#### Data for this task:
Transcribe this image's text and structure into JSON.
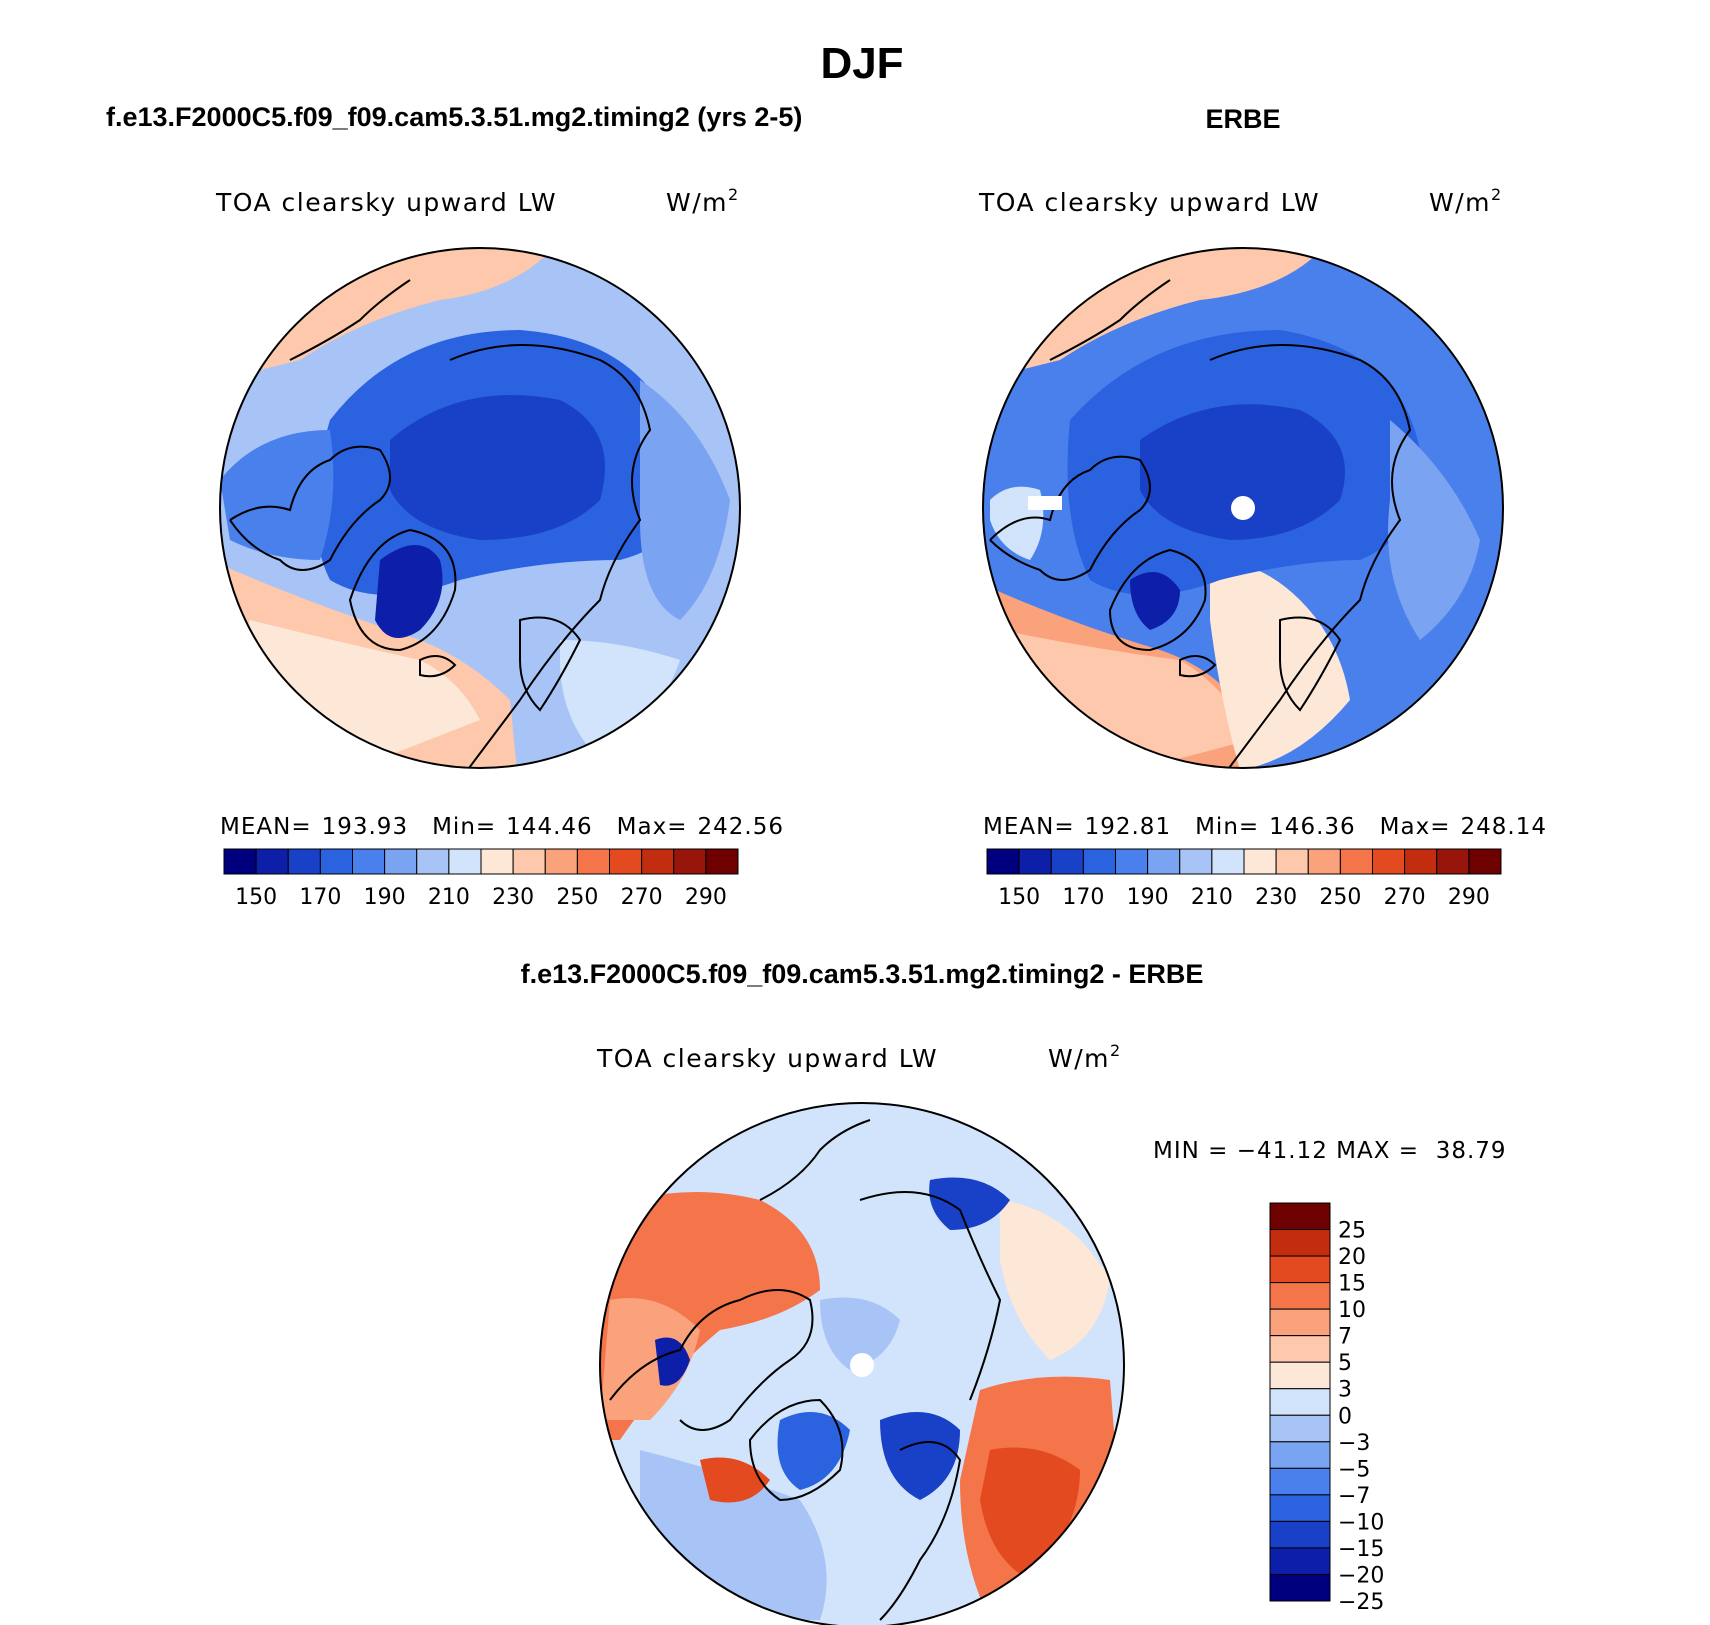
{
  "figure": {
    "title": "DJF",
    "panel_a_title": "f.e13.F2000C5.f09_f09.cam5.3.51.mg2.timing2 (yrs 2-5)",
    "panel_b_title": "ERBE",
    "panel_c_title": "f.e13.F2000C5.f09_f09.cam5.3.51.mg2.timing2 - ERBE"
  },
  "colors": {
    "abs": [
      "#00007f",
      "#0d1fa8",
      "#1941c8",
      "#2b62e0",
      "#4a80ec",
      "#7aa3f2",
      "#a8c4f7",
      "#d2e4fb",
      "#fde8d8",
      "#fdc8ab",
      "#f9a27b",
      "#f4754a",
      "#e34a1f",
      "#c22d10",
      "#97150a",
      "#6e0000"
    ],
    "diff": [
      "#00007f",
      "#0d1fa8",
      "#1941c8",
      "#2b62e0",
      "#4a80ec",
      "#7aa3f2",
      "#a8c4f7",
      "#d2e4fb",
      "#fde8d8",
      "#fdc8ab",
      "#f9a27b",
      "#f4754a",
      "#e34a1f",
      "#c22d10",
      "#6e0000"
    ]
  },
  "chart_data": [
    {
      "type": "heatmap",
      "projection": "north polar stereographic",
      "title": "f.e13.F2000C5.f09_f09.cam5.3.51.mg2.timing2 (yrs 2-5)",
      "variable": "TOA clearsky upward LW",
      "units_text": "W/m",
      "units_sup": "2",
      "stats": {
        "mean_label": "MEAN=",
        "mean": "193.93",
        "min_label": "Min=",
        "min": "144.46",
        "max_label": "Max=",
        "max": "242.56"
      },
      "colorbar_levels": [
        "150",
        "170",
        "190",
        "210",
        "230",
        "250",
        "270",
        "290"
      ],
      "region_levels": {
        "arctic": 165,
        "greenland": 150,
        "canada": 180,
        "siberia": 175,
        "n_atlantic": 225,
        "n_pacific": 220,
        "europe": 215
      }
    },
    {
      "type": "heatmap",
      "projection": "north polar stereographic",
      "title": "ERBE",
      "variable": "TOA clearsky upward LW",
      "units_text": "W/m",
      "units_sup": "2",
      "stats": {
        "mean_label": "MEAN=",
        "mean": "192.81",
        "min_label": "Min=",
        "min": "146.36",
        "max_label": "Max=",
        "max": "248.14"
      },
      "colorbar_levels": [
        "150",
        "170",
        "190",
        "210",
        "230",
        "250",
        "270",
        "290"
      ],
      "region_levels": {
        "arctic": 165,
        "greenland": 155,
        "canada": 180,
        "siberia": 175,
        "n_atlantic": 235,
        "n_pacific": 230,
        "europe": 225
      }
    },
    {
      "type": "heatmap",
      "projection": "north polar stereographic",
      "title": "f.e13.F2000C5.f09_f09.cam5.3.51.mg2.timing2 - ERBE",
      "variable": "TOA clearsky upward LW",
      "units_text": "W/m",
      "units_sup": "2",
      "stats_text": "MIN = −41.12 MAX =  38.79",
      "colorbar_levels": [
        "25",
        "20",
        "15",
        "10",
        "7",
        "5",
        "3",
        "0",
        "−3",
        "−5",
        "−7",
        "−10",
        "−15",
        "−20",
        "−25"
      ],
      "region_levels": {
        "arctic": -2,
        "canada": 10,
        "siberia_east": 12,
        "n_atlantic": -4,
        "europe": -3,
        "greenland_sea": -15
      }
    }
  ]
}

...

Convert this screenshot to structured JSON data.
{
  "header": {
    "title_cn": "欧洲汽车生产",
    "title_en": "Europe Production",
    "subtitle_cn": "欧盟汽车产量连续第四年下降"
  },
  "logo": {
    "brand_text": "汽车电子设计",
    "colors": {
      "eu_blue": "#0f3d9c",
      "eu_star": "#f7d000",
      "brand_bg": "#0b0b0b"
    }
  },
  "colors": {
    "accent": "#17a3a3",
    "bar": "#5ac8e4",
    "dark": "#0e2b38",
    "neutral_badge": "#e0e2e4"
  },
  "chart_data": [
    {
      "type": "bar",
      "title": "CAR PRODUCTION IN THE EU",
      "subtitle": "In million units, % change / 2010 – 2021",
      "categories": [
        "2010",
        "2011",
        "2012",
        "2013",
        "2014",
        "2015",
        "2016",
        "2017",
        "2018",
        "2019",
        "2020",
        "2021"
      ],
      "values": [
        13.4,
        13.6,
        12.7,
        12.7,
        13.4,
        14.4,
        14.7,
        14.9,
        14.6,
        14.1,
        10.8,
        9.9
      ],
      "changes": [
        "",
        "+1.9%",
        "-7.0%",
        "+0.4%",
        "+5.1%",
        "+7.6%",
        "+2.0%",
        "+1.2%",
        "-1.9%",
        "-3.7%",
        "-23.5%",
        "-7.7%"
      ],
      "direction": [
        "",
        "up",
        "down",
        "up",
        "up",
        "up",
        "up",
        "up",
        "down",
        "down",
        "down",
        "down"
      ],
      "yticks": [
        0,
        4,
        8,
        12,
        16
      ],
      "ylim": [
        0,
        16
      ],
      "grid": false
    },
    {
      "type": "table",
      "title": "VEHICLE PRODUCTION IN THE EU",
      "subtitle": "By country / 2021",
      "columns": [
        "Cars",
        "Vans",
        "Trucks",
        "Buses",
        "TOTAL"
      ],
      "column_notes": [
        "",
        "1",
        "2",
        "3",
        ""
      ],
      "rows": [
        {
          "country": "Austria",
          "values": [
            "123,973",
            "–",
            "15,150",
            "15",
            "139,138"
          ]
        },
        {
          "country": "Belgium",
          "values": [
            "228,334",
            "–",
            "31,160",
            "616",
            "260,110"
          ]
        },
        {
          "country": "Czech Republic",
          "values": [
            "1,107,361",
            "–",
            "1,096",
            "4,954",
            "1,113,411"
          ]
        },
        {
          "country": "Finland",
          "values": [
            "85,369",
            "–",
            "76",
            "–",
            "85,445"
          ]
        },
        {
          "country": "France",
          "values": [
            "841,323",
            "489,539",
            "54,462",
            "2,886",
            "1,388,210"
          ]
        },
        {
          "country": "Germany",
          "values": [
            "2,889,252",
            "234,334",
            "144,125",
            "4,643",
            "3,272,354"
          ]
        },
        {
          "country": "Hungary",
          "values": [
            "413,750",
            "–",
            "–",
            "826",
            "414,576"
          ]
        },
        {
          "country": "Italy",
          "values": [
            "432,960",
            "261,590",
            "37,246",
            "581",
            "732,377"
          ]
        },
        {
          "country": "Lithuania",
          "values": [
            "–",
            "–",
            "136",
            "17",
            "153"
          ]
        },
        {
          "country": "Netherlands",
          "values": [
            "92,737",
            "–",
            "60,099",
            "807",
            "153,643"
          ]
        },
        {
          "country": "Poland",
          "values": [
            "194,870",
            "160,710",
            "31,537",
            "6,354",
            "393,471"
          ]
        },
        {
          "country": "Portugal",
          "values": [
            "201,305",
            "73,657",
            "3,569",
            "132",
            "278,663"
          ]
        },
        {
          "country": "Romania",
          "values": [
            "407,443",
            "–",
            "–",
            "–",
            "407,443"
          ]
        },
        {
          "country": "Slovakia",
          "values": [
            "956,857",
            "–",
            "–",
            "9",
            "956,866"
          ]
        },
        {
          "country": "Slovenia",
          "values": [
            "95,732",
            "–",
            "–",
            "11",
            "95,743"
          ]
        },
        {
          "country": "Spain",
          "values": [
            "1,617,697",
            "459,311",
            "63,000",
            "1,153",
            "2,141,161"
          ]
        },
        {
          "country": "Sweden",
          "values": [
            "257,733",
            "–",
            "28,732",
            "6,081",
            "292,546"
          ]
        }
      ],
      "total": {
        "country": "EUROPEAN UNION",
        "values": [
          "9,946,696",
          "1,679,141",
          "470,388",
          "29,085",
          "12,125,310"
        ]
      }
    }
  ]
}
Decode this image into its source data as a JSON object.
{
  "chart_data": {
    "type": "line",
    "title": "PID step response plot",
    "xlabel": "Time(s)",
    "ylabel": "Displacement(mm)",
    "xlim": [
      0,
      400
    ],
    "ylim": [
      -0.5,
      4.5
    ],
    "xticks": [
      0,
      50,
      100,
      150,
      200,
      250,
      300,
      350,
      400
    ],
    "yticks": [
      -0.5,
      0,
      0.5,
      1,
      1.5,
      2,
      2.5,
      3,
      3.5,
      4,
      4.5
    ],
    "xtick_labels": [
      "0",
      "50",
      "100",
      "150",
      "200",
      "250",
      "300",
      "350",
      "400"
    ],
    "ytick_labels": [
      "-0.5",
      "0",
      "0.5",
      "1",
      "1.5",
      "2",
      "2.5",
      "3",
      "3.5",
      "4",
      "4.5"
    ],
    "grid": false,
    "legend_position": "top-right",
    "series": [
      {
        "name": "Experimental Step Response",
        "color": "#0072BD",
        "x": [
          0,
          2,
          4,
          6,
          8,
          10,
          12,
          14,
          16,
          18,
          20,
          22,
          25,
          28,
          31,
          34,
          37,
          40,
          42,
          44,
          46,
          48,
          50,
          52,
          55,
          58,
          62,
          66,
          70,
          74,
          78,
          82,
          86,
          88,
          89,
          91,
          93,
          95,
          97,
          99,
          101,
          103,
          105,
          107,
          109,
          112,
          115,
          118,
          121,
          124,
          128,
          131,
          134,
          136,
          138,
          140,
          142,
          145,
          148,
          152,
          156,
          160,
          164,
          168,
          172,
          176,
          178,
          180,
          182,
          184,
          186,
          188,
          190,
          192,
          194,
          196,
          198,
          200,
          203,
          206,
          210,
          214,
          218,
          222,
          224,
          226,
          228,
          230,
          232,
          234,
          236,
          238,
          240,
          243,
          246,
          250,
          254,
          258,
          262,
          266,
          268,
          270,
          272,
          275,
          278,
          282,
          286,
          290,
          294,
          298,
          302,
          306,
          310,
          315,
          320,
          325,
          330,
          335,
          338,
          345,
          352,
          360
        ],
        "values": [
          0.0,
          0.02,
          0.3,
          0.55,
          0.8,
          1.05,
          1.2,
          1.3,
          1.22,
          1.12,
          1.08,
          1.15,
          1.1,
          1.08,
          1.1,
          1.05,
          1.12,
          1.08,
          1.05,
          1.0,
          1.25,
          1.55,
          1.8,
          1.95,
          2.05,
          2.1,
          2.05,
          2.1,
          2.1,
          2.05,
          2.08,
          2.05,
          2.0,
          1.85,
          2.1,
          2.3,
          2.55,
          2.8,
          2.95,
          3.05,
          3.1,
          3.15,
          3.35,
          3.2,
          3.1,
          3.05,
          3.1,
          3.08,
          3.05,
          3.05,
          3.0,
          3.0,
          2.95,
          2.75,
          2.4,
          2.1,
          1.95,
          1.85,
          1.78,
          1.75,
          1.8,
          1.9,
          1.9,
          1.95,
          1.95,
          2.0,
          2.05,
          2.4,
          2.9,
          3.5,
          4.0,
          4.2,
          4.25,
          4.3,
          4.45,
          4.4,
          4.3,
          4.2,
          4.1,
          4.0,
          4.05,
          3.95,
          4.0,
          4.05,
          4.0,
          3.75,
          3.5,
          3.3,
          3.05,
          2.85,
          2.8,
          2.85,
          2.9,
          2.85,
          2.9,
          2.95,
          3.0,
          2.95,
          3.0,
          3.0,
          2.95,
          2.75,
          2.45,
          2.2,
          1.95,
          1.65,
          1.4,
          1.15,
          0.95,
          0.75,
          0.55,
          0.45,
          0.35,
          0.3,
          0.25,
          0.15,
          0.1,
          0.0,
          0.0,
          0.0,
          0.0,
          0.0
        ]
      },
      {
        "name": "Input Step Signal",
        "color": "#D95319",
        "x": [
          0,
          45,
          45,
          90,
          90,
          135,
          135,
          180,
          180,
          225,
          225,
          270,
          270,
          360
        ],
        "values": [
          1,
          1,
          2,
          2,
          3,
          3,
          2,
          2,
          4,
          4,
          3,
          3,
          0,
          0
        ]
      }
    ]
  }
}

--

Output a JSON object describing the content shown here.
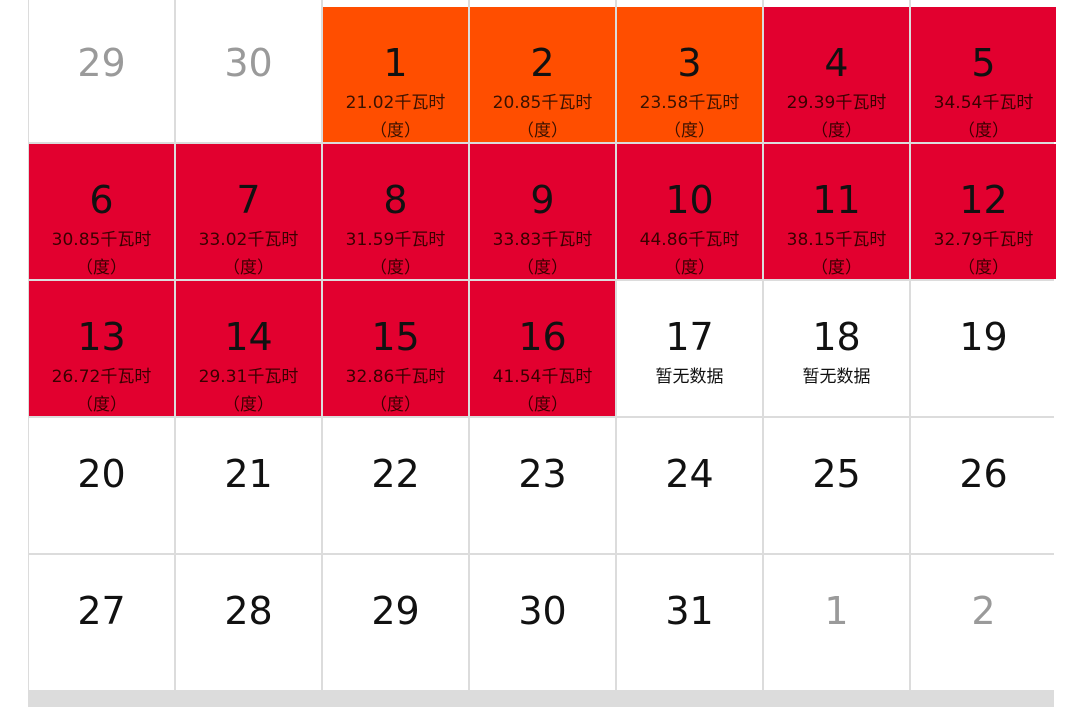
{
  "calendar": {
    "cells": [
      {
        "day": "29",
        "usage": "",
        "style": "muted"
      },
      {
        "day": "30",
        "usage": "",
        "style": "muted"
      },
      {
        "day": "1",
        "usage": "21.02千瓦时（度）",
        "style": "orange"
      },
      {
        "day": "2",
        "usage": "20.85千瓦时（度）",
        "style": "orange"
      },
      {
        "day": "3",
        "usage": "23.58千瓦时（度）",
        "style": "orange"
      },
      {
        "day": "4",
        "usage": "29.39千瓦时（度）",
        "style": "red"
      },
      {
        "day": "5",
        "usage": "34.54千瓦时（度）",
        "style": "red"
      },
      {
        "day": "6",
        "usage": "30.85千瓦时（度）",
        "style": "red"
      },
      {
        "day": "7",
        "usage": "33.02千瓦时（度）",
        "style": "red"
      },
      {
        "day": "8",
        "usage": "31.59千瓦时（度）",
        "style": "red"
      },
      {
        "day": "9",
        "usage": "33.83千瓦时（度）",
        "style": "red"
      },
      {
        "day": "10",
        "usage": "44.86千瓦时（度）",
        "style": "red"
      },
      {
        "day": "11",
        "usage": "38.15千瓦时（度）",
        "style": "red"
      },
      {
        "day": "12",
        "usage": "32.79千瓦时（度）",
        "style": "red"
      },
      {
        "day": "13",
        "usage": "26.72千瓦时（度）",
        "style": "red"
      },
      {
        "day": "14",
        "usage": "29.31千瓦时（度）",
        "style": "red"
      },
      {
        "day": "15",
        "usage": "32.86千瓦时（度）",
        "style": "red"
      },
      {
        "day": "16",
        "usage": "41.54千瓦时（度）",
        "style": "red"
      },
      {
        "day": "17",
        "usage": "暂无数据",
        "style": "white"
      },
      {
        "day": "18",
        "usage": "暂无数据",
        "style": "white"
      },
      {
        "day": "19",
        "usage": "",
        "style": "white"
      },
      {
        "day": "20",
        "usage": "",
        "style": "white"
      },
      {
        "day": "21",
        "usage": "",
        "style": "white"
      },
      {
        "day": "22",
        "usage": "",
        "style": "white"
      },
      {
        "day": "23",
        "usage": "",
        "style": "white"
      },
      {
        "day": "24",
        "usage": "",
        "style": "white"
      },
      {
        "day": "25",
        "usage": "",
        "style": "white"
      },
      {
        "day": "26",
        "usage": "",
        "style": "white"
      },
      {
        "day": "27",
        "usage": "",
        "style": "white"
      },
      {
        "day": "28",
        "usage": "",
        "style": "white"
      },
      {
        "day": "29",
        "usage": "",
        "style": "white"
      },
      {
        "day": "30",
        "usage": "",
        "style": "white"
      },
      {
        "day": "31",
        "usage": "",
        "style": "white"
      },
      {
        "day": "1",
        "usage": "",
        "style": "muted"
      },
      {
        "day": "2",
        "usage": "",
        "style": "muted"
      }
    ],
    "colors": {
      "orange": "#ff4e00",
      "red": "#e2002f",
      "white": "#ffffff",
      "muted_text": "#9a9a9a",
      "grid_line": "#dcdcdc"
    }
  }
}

#### Problem requirements:
Where a line of the entries contains the word "name", copy that line.

#### Solution:
        "name": "Experimental Step Response",
        "name": "Input Step Signal",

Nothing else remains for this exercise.